→ **ACTIVITY**: Could you restate all of the records exactly, leaving out the pictures?

→ **PROVIDED DATA**:

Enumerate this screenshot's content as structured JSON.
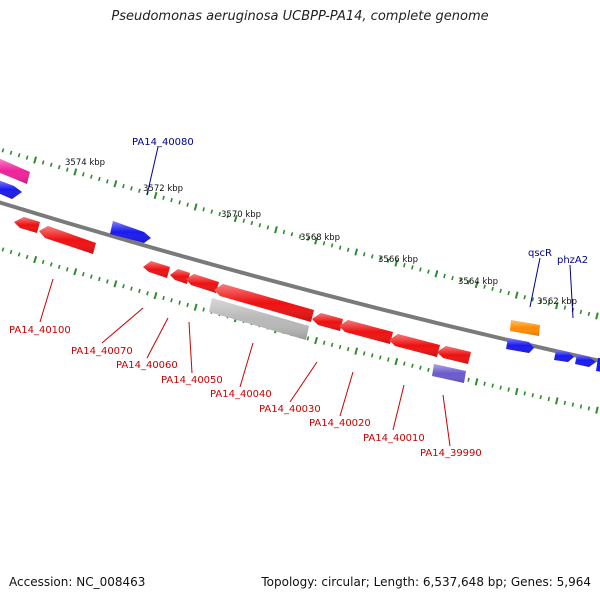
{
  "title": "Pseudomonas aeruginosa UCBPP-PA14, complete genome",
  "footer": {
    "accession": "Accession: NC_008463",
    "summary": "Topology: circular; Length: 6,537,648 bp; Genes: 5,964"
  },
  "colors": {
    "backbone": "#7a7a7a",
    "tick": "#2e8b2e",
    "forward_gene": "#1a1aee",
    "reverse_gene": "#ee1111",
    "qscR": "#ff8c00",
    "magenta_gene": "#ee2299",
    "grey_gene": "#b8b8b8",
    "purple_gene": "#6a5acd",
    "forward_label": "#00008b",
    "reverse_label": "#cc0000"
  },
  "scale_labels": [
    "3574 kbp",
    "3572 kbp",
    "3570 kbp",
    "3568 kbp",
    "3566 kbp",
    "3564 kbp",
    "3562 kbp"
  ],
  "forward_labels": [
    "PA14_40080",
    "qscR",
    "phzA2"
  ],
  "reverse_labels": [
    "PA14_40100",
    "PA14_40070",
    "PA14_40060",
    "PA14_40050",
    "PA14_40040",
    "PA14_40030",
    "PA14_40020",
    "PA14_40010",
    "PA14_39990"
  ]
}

→ **ANSWER SECTION**:
Enumerate this screenshot's content as structured JSON.
{
  "title": "Pseudomonas aeruginosa UCBPP-PA14, complete genome",
  "footer": {
    "accession": "Accession: NC_008463",
    "summary": "Topology: circular; Length: 6,537,648 bp; Genes: 5,964"
  },
  "colors": {
    "backbone": "#7a7a7a",
    "tick": "#2e8b2e",
    "forward_gene": "#1a1aee",
    "reverse_gene": "#ee1111",
    "qscR": "#ff8c00",
    "magenta_gene": "#ee2299",
    "grey_gene": "#b8b8b8",
    "purple_gene": "#6a5acd",
    "forward_label": "#00008b",
    "reverse_label": "#cc0000"
  },
  "scale_labels": [
    "3574 kbp",
    "3572 kbp",
    "3570 kbp",
    "3568 kbp",
    "3566 kbp",
    "3564 kbp",
    "3562 kbp"
  ],
  "forward_labels": [
    "PA14_40080",
    "qscR",
    "phzA2"
  ],
  "reverse_labels": [
    "PA14_40100",
    "PA14_40070",
    "PA14_40060",
    "PA14_40050",
    "PA14_40040",
    "PA14_40030",
    "PA14_40020",
    "PA14_40010",
    "PA14_39990"
  ]
}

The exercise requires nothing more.